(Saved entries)
▬▬▬▬▬▬▬▬▬▬

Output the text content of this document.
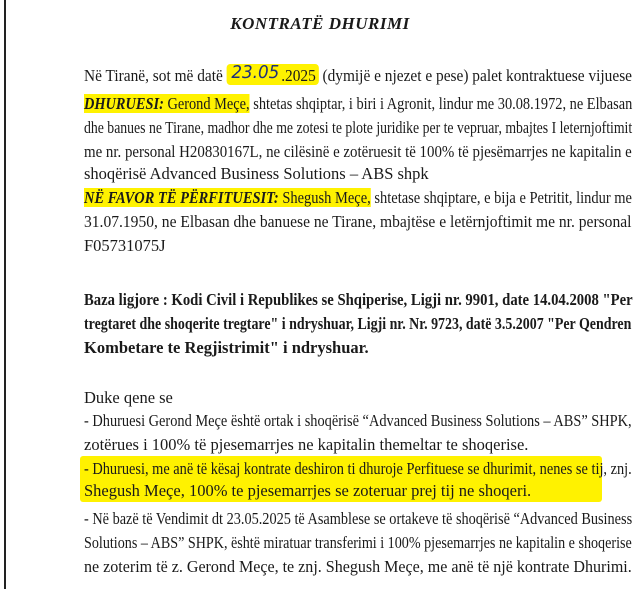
KONTRATË DHURIMI
Në Tiranë, sot më datë 23.05 .2025 (dymijë e njezet e pese) palet kontraktuese vijuese
DHURUESI: Gerond Meçe, shtetas shqiptar, i biri i Agronit, lindur me 30.08.1972, ne Elbasan
dhe banues ne Tirane, madhor dhe me zotesi te plote juridike per te vepruar, mbajtes I leternjoftimit
me nr. personal H20830167L, ne cilësinë e zotëruesit të 100% të pjesëmarrjes ne kapitalin e
shoqërisë Advanced Business Solutions – ABS shpk
NË FAVOR TË PËRFITUESIT: Shegush Meçe, shtetase shqiptare, e bija e Petritit, lindur me
31.07.1950, ne Elbasan dhe banuese ne Tirane, mbajtëse e letërnjoftimit me nr. personal
F05731075J
Baza ligjore : Kodi Civil i Republikes se Shqiperise, Ligji nr. 9901, date 14.04.2008 "Per
tregtaret dhe shoqerite tregtare" i ndryshuar, Ligji nr. Nr. 9723, datë 3.5.2007 "Per Qendren
Kombetare te Regjistrimit" i ndryshuar.
Duke qene se
- Dhuruesi Gerond Meçe është ortak i shoqërisë “Advanced Business Solutions – ABS” SHPK,
zotërues i 100% të pjesemarrjes ne kapitalin themeltar te shoqerise.
- Dhuruesi, me anë të kësaj kontrate deshiron ti dhuroje Perfituese se dhurimit, nenes se tij, znj.
Shegush Meçe, 100% te pjesemarrjes se zoteruar prej tij ne shoqeri.
- Në bazë të Vendimit dt 23.05.2025 të Asamblese se ortakeve të shoqërisë “Advanced Business
Solutions – ABS” SHPK, është miratuar transferimi i 100% pjesemarrjes ne kapitalin e shoqerise
ne zoterim të z. Gerond Meçe, te znj. Shegush Meçe, me anë të një kontrate Dhurimi.
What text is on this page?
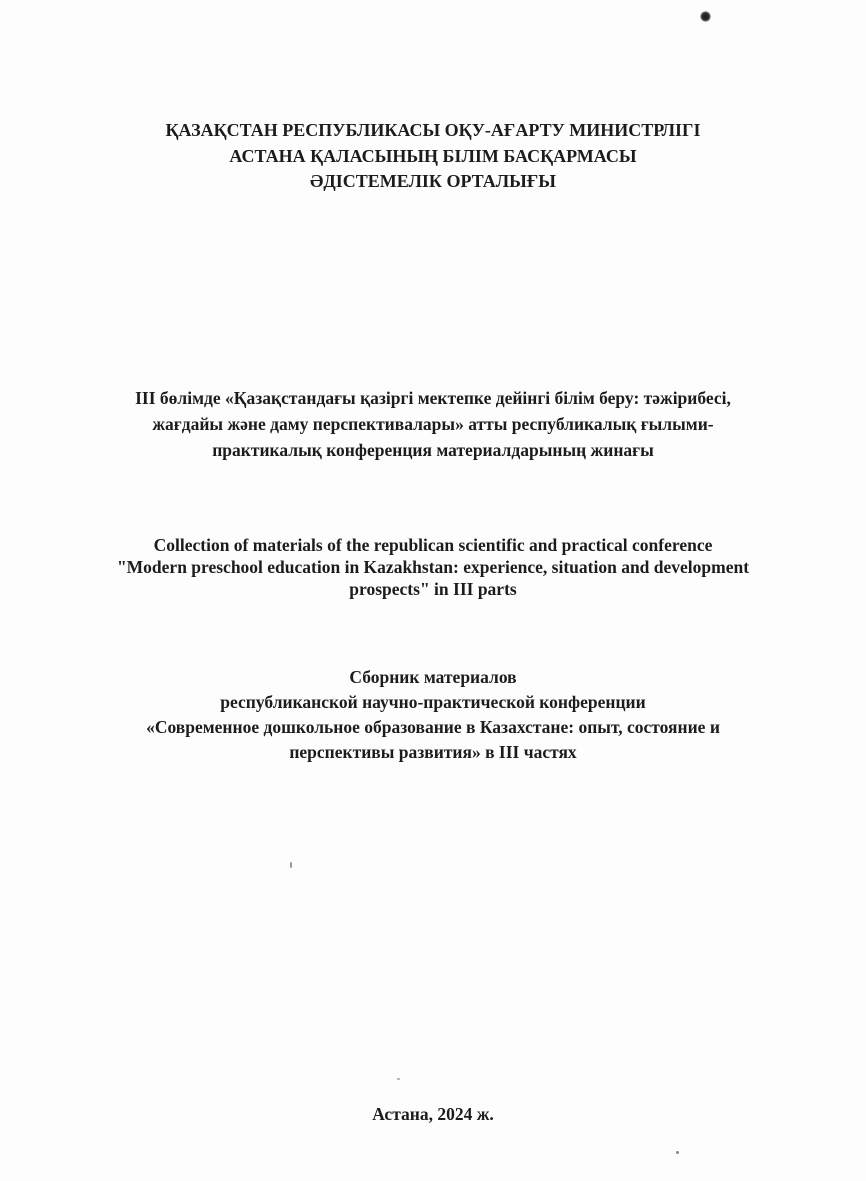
ҚАЗАҚСТАН РЕСПУБЛИКАСЫ ОҚУ-АҒАРТУ МИНИСТРЛІГІ
АСТАНА ҚАЛАСЫНЫҢ БІЛІМ БАСҚАРМАСЫ
ӘДІСТЕМЕЛІК ОРТАЛЫҒЫ
III бөлімде «Қазақстандағы қазіргі мектепке дейінгі білім беру: тәжірибесі,
жағдайы және даму перспективалары» атты республикалық ғылыми-
практикалық конференция материалдарының жинағы
Collection of materials of the republican scientific and practical conference
"Modern preschool education in Kazakhstan: experience, situation and development
prospects" in III parts
Сборник материалов
республиканской научно-практической конференции
«Современное дошкольное образование в Казахстане: опыт, состояние и
перспективы развития» в III частях
Астана, 2024 ж.
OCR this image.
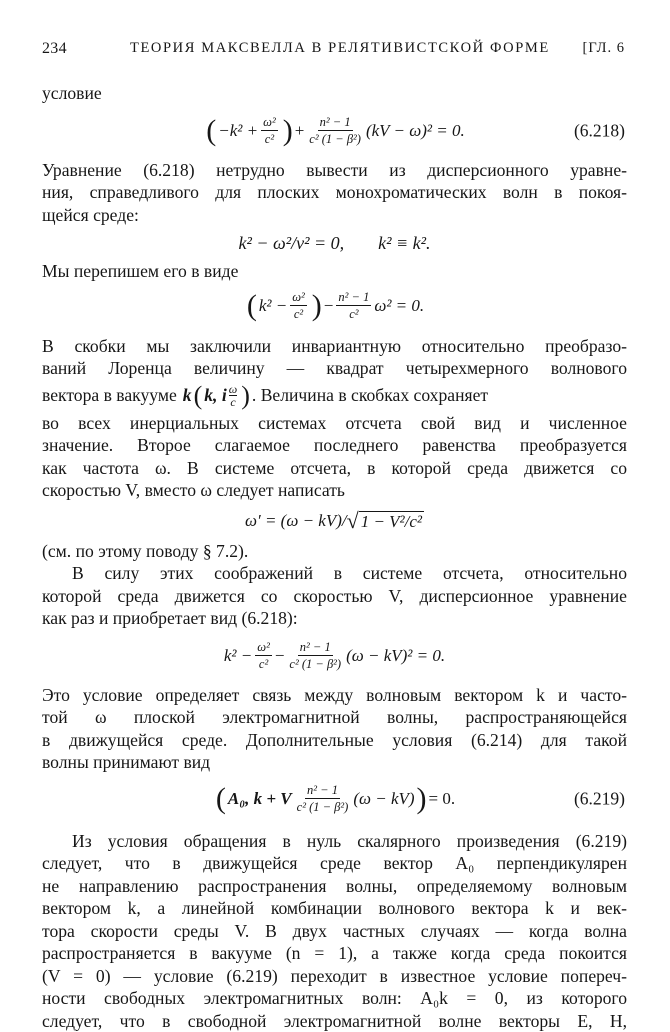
234	ТЕОРИЯ МАКСВЕЛЛА В РЕЛЯТИВИСТСКОЙ ФОРМЕ [ГЛ. 6

условие

( $-k^2 + \frac{\text{ω²}}{\text{c²}}$ ) + $\frac{\text{n² − 1}}{\text{c² (1 − β²)}} (kV - \omega)^2 = 0$.	(6.218)

Уравнение (6.218) нетрудно вывести из дисперсионного уравне-

ния, справедливого для плоских монохроматических волн в покоя-

щейся среде:

k² − ω²/v² = 0, k² ≡ k².

Мы перепишем его в виде

( $k^2 - \frac{\text{ω²}}{\text{c²}}$ ) − $\frac{\text{n² − 1}}{\text{c²}} \omega^2 = 0$.

В скобки мы заключили инвариантную относительно преобразо-

ваний Лоренца величину — квадрат четырехмерного волнового

вектора в вакууме k ( k, i $\frac{\omega}{c}$ ) . Величина в скобках сохраняет

во всех инерциальных системах отсчета свой вид и численное

значение. Второе слагаемое последнего равенства преобразуется

как частота ω. В системе отсчета, в которой среда движется со

скоростью V, вместо ω следует написать

ω′ = (ω − kV)/ √ 1 − V²/c²

(см. по этому поводу § 7.2).

В силу этих соображений в системе отсчета, относительно

которой среда движется со скоростью V, дисперсионное уравнение

как раз и приобретает вид (6.218):

$k^2 - \frac{\text{ω²}}{\text{c²}} - \frac{\text{n² − 1}}{\text{c² (1 − β²)}} (\omega - kV)^2 = 0$.

Это условие определяет связь между волновым вектором k и часто-

той ω плоской электромагнитной волны, распространяющейся

в движущейся среде. Дополнительные условия (6.214) для такой

волны принимают вид

( A₀, k + V $\frac{\text{n² − 1}}{\text{c² (1 − β²)}} (\omega - kV)$ ) = 0.	(6.219)

Из условия обращения в нуль скалярного произведения (6.219)

следует, что в движущейся среде вектор A₀ перпендикулярен

не направлению распространения волны, определяемому волновым

вектором k, а линейной комбинации волнового вектора k и век-

тора скорости среды V. В двух частных случаях — когда волна

распространяется в вакууме (n = 1), а также когда среда покоится

(V = 0) — условие (6.219) переходит в известное условие попереч-

ности свободных электромагнитных волн: A₀k = 0, из которого

следует, что в свободной электромагнитной волне векторы E, H,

▬▬▬▬▬▬▬▬▬▬

TASK GOAL: Leave out the pictures and restate everything else word for word.

RESULT FOR THIS TASK:
Output the text content of this document.
KONTRATË DHURIMI
Në Tiranë, sot më datë 23.05 .2025 (dymijë e njezet e pese) palet kontraktuese vijuese
DHURUESI: Gerond Meçe, shtetas shqiptar, i biri i Agronit, lindur me 30.08.1972, ne Elbasan
dhe banues ne Tirane, madhor dhe me zotesi te plote juridike per te vepruar, mbajtes I leternjoftimit
me nr. personal H20830167L, ne cilësinë e zotëruesit të 100% të pjesëmarrjes ne kapitalin e
shoqërisë Advanced Business Solutions – ABS shpk
NË FAVOR TË PËRFITUESIT: Shegush Meçe, shtetase shqiptare, e bija e Petritit, lindur me
31.07.1950, ne Elbasan dhe banuese ne Tirane, mbajtëse e letërnjoftimit me nr. personal
F05731075J
Baza ligjore : Kodi Civil i Republikes se Shqiperise, Ligji nr. 9901, date 14.04.2008 "Per
tregtaret dhe shoqerite tregtare" i ndryshuar, Ligji nr. Nr. 9723, datë 3.5.2007 "Per Qendren
Kombetare te Regjistrimit" i ndryshuar.
Duke qene se
- Dhuruesi Gerond Meçe është ortak i shoqërisë “Advanced Business Solutions – ABS” SHPK,
zotërues i 100% të pjesemarrjes ne kapitalin themeltar te shoqerise.
- Dhuruesi, me anë të kësaj kontrate deshiron ti dhuroje Perfituese se dhurimit, nenes se tij, znj.
Shegush Meçe, 100% te pjesemarrjes se zoteruar prej tij ne shoqeri.
- Në bazë të Vendimit dt 23.05.2025 të Asamblese se ortakeve të shoqërisë “Advanced Business
Solutions – ABS” SHPK, është miratuar transferimi i 100% pjesemarrjes ne kapitalin e shoqerise
ne zoterim të z. Gerond Meçe, te znj. Shegush Meçe, me anë të një kontrate Dhurimi.
What text is on this page?
ҚАЗАҚСТАН РЕСПУБЛИКАСЫ ОҚУ-АҒАРТУ МИНИСТРЛІГІ
АСТАНА ҚАЛАСЫНЫҢ БІЛІМ БАСҚАРМАСЫ
ӘДІСТЕМЕЛІК ОРТАЛЫҒЫ
III бөлімде «Қазақстандағы қазіргі мектепке дейінгі білім беру: тәжірибесі,
жағдайы және даму перспективалары» атты республикалық ғылыми-
практикалық конференция материалдарының жинағы
Collection of materials of the republican scientific and practical conference
"Modern preschool education in Kazakhstan: experience, situation and development
prospects" in III parts
Сборник материалов
республиканской научно-практической конференции
«Современное дошкольное образование в Казахстане: опыт, состояние и
перспективы развития» в III частях
Астана, 2024 ж.
OCR this image.
234	ТЕОРИЯ МАКСВЕЛЛА В РЕЛЯТИВИСТСКОЙ ФОРМЕ [ГЛ. 6

условие

( $-k^2 + \frac{\text{ω²}}{\text{c²}}$ ) + $\frac{\text{n² − 1}}{\text{c² (1 − β²)}} (kV - \omega)^2 = 0$.	(6.218)

Уравнение (6.218) нетрудно вывести из дисперсионного уравне-

ния, справедливого для плоских монохроматических волн в покоя-

щейся среде:

k² − ω²/v² = 0, k² ≡ k².

Мы перепишем его в виде

( $k^2 - \frac{\text{ω²}}{\text{c²}}$ ) − $\frac{\text{n² − 1}}{\text{c²}} \omega^2 = 0$.

В скобки мы заключили инвариантную относительно преобразо-

ваний Лоренца величину — квадрат четырехмерного волнового

вектора в вакууме k ( k, i $\frac{\omega}{c}$ ) . Величина в скобках сохраняет

во всех инерциальных системах отсчета свой вид и численное

значение. Второе слагаемое последнего равенства преобразуется

как частота ω. В системе отсчета, в которой среда движется со

скоростью V, вместо ω следует написать

ω′ = (ω − kV)/ √ 1 − V²/c²

(см. по этому поводу § 7.2).

В силу этих соображений в системе отсчета, относительно

которой среда движется со скоростью V, дисперсионное уравнение

как раз и приобретает вид (6.218):

$k^2 - \frac{\text{ω²}}{\text{c²}} - \frac{\text{n² − 1}}{\text{c² (1 − β²)}} (\omega - kV)^2 = 0$.

Это условие определяет связь между волновым вектором k и часто-

той ω плоской электромагнитной волны, распространяющейся

в движущейся среде. Дополнительные условия (6.214) для такой

волны принимают вид

( A₀, k + V $\frac{\text{n² − 1}}{\text{c² (1 − β²)}} (\omega - kV)$ ) = 0.	(6.219)

Из условия обращения в нуль скалярного произведения (6.219)

следует, что в движущейся среде вектор A₀ перпендикулярен

не направлению распространения волны, определяемому волновым

вектором k, а линейной комбинации волнового вектора k и век-

тора скорости среды V. В двух частных случаях — когда волна

распространяется в вакууме (n = 1), а также когда среда покоится

(V = 0) — условие (6.219) переходит в известное условие попереч-

ности свободных электромагнитных волн: A₀k = 0, из которого

следует, что в свободной электромагнитной волне векторы E, H,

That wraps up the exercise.